### EXERCISE REQUIREMENTS
Put the data lines from the very first one through the line containing "487, 688, 521]" into a JSON list of strings, one string per line and no blank lines.

Rows from a dataset:
# # #

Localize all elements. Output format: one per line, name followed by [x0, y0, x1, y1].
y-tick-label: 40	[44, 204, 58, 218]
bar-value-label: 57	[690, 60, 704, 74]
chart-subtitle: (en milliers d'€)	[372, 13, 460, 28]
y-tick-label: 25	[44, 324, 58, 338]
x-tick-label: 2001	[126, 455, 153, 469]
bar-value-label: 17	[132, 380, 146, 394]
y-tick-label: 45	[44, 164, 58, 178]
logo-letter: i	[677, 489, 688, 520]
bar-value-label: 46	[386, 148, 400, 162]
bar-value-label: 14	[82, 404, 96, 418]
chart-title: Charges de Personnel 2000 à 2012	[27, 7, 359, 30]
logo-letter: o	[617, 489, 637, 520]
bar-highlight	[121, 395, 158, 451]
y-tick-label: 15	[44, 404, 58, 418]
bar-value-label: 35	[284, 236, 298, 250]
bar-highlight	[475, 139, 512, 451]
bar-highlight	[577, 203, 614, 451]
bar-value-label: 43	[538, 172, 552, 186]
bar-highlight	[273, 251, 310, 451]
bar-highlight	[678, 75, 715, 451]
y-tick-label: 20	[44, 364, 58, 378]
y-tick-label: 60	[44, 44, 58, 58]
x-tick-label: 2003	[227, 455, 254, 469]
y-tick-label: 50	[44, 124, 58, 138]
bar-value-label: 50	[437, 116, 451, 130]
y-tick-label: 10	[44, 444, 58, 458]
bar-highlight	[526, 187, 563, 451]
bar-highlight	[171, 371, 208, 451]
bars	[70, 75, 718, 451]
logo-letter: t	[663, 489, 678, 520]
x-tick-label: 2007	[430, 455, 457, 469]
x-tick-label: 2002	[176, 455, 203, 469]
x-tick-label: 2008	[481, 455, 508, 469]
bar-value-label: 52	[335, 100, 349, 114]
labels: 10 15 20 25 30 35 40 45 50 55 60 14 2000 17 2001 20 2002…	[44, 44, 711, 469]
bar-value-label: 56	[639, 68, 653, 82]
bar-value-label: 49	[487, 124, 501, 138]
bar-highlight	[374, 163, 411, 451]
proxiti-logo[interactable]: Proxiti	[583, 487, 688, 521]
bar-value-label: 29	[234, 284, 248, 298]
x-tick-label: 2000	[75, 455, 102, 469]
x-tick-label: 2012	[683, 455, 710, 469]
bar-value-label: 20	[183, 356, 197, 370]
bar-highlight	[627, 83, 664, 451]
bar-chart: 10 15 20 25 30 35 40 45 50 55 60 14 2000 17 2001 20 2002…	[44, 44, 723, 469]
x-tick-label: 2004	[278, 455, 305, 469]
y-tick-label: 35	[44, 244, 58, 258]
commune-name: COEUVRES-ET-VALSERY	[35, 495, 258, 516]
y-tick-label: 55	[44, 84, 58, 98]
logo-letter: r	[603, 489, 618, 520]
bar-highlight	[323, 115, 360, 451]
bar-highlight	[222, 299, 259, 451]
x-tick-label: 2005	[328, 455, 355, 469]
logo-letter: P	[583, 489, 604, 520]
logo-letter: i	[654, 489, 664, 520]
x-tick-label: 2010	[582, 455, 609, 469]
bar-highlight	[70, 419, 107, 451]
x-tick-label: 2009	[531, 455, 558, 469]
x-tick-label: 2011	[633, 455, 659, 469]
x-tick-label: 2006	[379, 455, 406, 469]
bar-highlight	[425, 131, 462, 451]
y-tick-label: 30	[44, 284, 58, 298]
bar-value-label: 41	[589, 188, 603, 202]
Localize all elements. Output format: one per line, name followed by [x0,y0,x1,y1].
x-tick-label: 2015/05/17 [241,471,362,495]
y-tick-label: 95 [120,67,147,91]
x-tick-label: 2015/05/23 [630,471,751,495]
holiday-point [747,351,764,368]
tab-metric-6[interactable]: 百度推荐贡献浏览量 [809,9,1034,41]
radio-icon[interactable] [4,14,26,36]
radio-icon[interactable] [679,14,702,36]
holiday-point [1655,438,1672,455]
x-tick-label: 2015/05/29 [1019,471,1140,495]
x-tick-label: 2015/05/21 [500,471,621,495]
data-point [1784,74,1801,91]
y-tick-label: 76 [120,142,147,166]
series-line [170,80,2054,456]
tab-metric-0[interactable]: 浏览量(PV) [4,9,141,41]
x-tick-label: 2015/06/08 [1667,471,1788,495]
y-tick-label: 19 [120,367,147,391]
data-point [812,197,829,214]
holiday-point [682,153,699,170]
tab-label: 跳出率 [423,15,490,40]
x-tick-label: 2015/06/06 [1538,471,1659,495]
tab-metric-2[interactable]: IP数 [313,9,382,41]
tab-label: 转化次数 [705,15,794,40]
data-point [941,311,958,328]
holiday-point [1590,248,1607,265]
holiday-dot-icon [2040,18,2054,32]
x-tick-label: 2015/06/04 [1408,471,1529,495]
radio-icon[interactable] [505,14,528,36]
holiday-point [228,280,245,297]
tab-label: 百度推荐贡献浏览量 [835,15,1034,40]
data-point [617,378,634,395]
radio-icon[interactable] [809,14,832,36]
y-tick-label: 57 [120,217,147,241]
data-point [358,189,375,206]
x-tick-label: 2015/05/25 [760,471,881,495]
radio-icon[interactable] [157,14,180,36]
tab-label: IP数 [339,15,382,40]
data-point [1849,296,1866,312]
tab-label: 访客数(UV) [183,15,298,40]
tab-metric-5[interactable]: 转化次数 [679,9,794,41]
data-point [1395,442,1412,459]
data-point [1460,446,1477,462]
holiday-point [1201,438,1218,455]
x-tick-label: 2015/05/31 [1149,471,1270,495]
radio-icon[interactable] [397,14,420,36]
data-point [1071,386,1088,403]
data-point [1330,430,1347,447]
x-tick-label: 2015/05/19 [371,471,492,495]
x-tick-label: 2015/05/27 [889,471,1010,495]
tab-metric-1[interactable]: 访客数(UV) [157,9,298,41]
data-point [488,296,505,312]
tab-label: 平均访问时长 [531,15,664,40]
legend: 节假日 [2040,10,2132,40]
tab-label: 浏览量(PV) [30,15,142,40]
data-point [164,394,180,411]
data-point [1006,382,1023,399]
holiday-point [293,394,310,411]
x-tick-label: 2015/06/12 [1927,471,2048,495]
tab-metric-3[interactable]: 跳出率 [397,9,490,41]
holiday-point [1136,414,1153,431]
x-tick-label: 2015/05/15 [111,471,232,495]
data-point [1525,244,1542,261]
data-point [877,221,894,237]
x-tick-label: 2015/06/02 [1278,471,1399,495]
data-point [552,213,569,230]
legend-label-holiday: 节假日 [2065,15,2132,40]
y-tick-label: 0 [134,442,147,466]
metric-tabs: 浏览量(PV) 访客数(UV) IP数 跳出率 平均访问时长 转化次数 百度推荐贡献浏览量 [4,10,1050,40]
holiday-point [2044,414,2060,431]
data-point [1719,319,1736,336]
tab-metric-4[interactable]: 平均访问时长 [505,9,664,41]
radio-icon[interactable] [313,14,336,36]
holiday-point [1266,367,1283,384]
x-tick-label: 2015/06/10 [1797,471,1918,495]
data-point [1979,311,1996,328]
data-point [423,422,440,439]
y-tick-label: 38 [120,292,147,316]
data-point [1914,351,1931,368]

# # #

### ANSWER
[
  "Localize all elements. Output format: one per line, name followed by [x0, y0, x1, y1].",
  "y-tick-label: 40\t[44, 204, 58, 218]",
  "bar-value-label: 57\t[690, 60, 704, 74]",
  "chart-subtitle: (en milliers d'€)\t[372, 13, 460, 28]",
  "y-tick-label: 25\t[44, 324, 58, 338]",
  "x-tick-label: 2001\t[126, 455, 153, 469]",
  "bar-value-label: 17\t[132, 380, 146, 394]",
  "y-tick-label: 45\t[44, 164, 58, 178]",
  "logo-letter: i\t[677, 489, 688, 520]",
  "bar-value-label: 46\t[386, 148, 400, 162]",
  "bar-value-label: 14\t[82, 404, 96, 418]",
  "chart-title: Charges de Personnel 2000 à 2012\t[27, 7, 359, 30]",
  "logo-letter: o\t[617, 489, 637, 520]",
  "bar-highlight\t[121, 395, 158, 451]",
  "y-tick-label: 15\t[44, 404, 58, 418]",
  "bar-value-label: 35\t[284, 236, 298, 250]",
  "bar-highlight\t[475, 139, 512, 451]",
  "bar-highlight\t[577, 203, 614, 451]",
  "bar-value-label: 43\t[538, 172, 552, 186]",
  "bar-highlight\t[273, 251, 310, 451]",
  "bar-highlight\t[678, 75, 715, 451]",
  "y-tick-label: 20\t[44, 364, 58, 378]",
  "y-tick-label: 60\t[44, 44, 58, 58]",
  "x-tick-label: 2003\t[227, 455, 254, 469]",
  "y-tick-label: 50\t[44, 124, 58, 138]",
  "bar-value-label: 50\t[437, 116, 451, 130]",
  "y-tick-label: 10\t[44, 444, 58, 458]",
  "bar-highlight\t[526, 187, 563, 451]",
  "bar-highlight\t[171, 371, 208, 451]",
  "bars\t[70, 75, 718, 451]",
  "logo-letter: t\t[663, 489, 678, 520]",
  "x-tick-label: 2007\t[430, 455, 457, 469]",
  "x-tick-label: 2002\t[176, 455, 203, 469]",
  "x-tick-label: 2008\t[481, 455, 508, 469]",
  "bar-value-label: 52\t[335, 100, 349, 114]",
  "labels: 10 15 20 25 30 35 40 45 50 55 60 14 2000 17 2001 20 2002…\t[44, 44, 711, 469]",
  "bar-value-label: 56\t[639, 68, 653, 82]",
  "bar-value-label: 49\t[487, 124, 501, 138]",
  "bar-highlight\t[374, 163, 411, 451]",
  "proxiti-logo[interactable]: Proxiti\t[583, 487, 688, 521]"
]